WRITTEN PROBLEM = Your task is to copy every line of the entries that contains "have".

GIVEN RECORDS =

++++++++++++++++++++

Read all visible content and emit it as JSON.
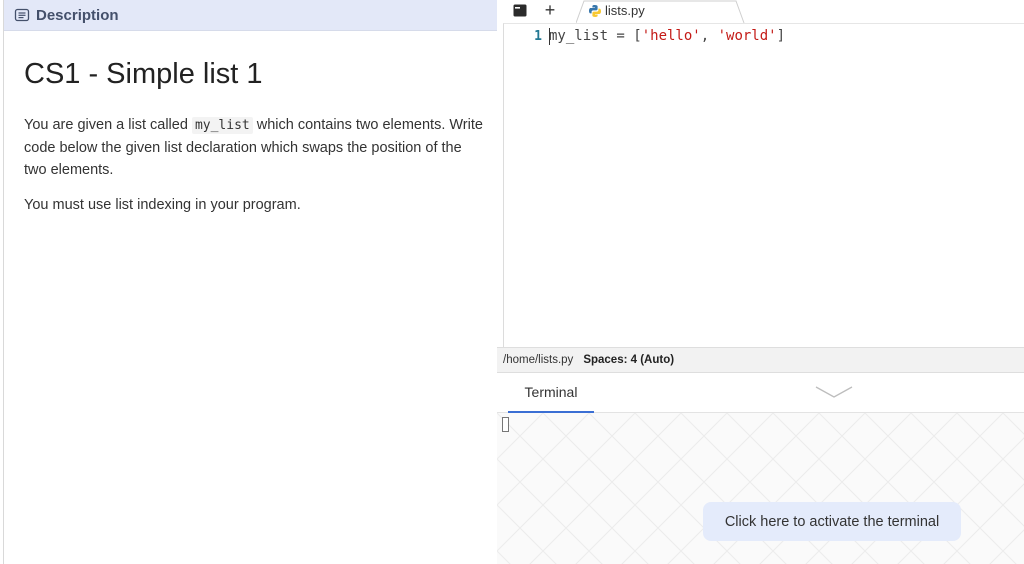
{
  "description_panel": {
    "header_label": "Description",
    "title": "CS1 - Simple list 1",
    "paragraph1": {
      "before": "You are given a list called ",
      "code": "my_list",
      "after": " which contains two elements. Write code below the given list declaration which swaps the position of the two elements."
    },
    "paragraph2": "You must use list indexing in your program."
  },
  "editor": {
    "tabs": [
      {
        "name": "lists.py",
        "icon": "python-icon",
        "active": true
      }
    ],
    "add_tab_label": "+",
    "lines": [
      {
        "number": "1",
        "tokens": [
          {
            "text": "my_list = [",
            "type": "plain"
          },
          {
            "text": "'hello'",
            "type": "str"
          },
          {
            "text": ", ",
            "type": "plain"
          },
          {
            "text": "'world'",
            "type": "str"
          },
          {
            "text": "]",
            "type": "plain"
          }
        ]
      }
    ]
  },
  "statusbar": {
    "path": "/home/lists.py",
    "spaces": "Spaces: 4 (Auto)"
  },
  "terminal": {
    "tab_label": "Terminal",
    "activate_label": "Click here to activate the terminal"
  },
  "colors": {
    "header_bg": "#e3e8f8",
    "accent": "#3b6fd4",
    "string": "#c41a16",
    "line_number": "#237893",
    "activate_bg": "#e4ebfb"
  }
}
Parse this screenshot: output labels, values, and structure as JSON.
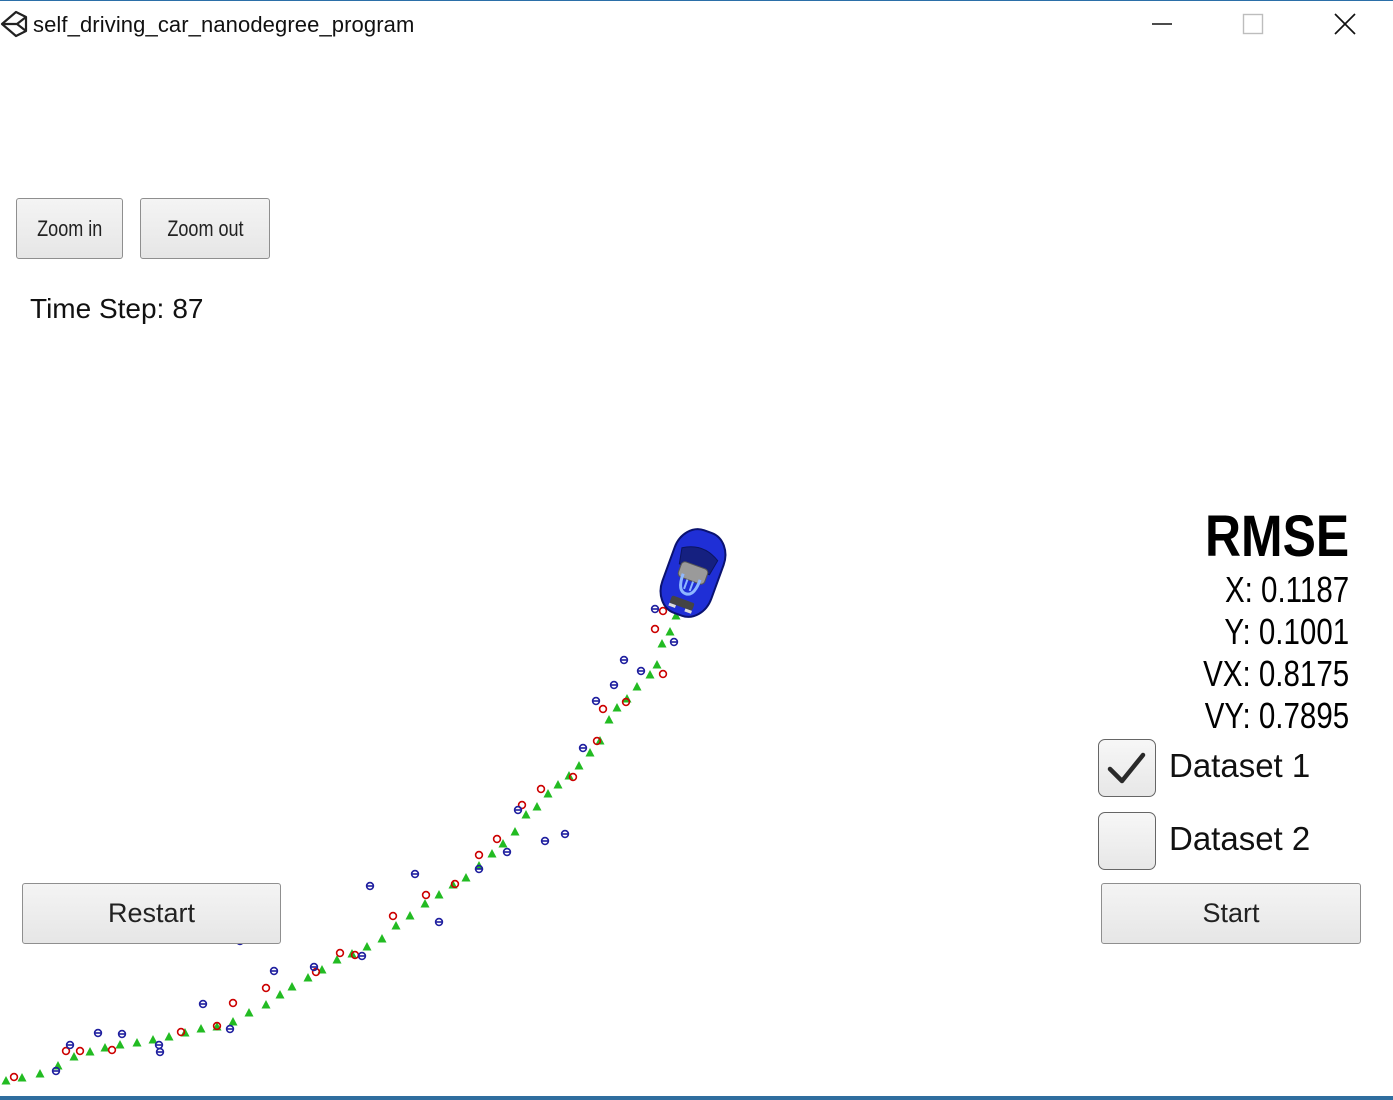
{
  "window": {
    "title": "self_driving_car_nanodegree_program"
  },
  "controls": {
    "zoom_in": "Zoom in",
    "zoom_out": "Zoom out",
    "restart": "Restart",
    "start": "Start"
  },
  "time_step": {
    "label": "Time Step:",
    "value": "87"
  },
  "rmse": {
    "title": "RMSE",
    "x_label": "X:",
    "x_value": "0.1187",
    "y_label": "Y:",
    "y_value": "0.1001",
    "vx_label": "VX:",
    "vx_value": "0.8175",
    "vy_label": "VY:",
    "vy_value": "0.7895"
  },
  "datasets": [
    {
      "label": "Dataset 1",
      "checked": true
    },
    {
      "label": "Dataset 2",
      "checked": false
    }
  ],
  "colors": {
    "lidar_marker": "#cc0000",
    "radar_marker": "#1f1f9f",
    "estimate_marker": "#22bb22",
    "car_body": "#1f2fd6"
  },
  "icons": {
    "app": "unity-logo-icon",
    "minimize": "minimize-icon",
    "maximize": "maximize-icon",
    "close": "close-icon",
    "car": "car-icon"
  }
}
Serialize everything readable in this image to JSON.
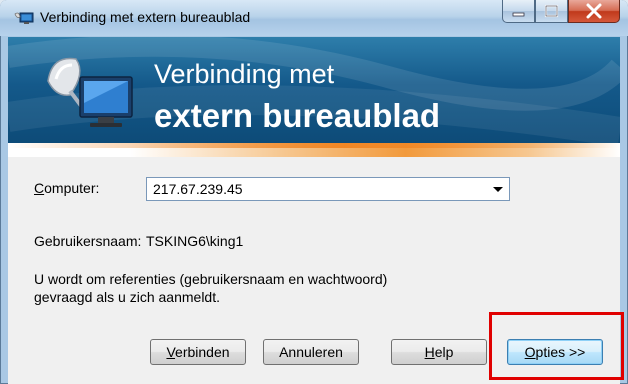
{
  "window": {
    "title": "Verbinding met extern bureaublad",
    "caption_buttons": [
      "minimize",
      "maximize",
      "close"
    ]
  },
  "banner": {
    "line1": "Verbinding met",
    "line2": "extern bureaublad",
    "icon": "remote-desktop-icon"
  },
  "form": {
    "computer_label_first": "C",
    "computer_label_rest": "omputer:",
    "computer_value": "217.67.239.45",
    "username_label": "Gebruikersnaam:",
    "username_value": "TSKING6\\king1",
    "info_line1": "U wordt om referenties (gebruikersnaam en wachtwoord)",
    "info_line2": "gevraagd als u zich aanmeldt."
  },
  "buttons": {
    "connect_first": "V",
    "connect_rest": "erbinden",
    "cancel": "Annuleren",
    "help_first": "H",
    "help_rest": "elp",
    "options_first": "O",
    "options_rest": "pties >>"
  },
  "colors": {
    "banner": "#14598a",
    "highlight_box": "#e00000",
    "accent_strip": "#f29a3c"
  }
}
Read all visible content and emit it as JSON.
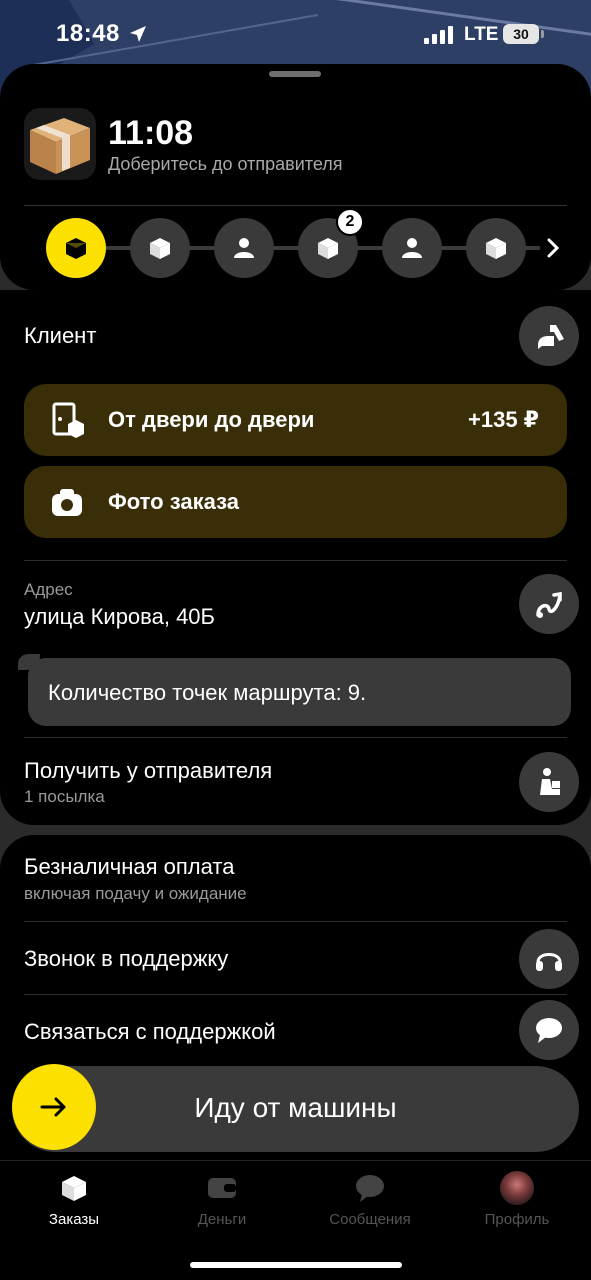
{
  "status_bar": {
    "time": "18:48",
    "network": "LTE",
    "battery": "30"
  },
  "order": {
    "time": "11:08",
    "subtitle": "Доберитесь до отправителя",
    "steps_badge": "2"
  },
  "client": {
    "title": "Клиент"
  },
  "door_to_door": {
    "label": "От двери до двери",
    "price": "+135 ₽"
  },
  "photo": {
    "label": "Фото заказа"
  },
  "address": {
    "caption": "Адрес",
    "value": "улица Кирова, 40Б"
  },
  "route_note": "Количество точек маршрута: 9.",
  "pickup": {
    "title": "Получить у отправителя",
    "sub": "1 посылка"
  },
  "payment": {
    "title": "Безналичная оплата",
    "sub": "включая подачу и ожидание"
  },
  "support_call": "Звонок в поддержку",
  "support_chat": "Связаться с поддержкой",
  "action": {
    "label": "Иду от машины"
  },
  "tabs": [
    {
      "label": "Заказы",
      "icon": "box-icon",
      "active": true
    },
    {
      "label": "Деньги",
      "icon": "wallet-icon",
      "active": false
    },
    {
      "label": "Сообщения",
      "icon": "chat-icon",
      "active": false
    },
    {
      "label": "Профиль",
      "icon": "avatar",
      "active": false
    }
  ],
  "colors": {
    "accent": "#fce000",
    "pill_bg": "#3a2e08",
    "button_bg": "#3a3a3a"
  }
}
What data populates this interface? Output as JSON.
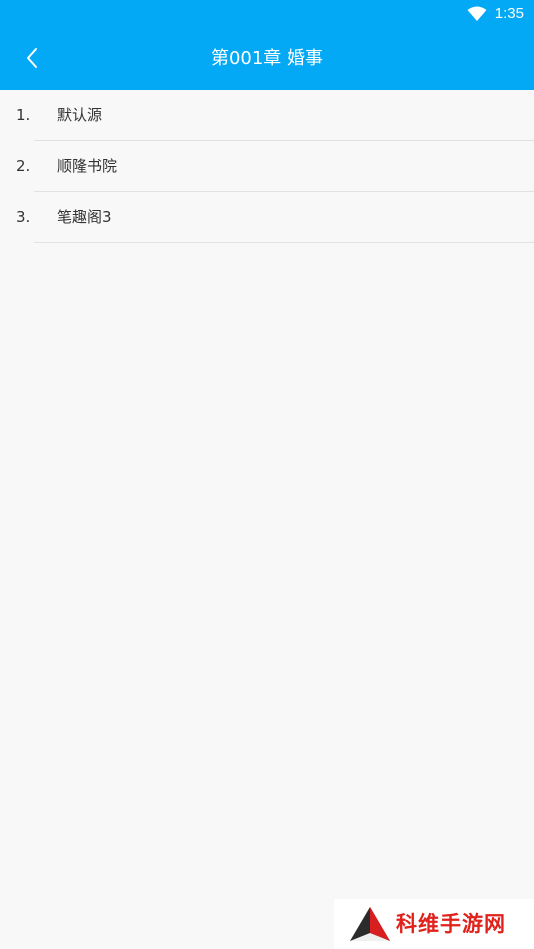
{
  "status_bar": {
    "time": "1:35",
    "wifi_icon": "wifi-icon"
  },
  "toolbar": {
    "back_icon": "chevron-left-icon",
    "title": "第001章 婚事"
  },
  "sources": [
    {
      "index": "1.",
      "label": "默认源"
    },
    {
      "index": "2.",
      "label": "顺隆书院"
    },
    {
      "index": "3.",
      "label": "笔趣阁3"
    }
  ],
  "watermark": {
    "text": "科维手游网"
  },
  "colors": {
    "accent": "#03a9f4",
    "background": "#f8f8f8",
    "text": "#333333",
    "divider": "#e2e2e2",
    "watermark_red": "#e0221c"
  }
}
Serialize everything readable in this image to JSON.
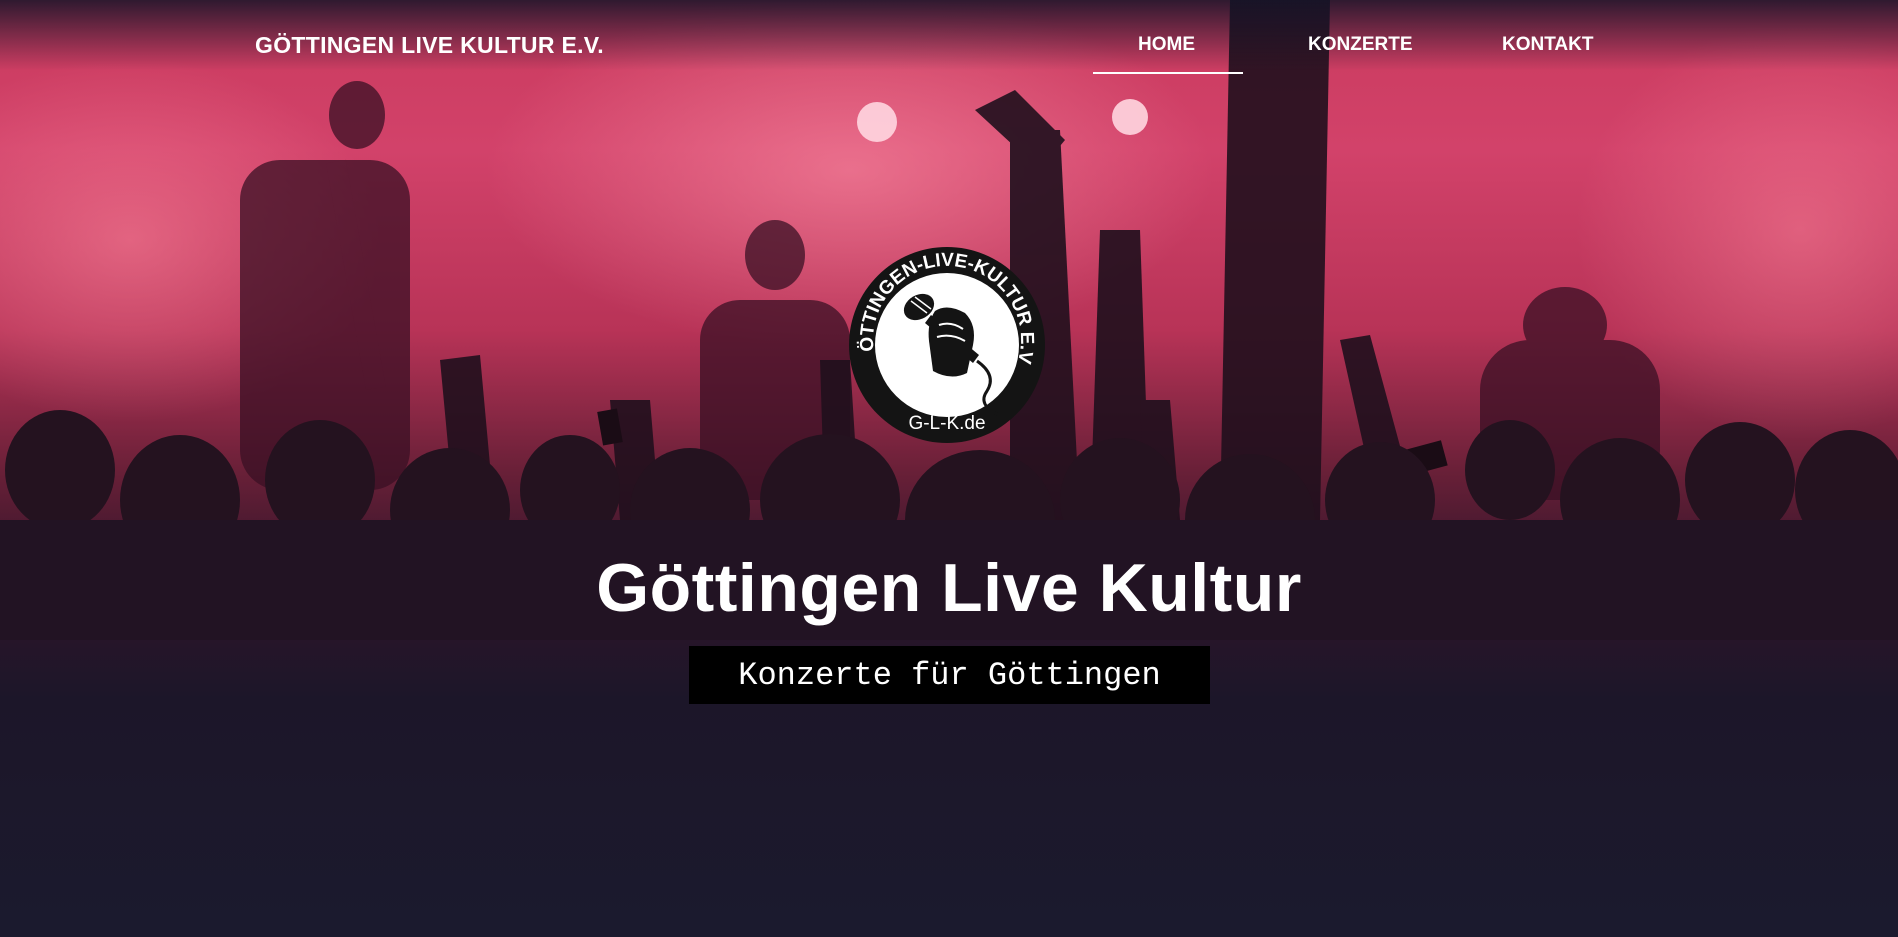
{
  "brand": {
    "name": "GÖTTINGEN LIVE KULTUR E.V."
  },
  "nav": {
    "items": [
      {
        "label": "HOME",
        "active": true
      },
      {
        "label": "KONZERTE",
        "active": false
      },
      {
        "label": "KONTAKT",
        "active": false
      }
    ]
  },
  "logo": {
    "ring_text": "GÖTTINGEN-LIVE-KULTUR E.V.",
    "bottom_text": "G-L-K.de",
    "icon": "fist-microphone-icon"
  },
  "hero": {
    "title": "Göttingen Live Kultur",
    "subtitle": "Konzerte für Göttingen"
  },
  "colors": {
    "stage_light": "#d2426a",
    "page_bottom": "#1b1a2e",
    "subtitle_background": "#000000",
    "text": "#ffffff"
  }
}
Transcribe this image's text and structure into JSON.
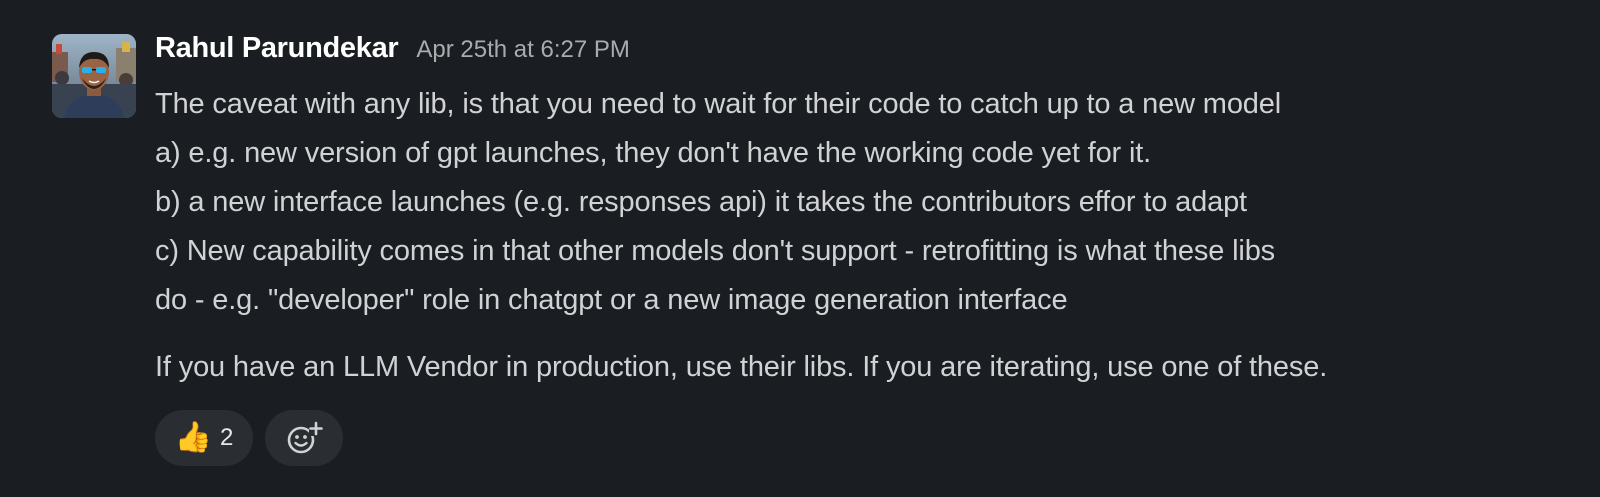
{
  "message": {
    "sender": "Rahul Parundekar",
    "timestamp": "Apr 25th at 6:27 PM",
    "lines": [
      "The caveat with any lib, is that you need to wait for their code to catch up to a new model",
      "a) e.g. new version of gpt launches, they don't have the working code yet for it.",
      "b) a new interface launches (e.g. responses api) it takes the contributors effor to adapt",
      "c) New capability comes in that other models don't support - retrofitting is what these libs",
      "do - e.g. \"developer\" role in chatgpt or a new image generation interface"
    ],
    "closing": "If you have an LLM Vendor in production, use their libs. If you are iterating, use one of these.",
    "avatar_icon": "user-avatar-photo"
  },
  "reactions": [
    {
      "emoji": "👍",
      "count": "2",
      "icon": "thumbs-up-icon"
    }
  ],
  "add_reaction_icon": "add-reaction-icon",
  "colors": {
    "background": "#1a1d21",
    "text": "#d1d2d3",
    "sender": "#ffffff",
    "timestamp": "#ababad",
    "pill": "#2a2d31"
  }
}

++++++++++++++++++++

RESPONSE FOR THIS EXERCISE =
      "a) e.g. new version of gpt launches, they don't have the working code yet for it.",
    "closing": "If you have an LLM Vendor in production, use their libs. If you are iterating, use one of these.",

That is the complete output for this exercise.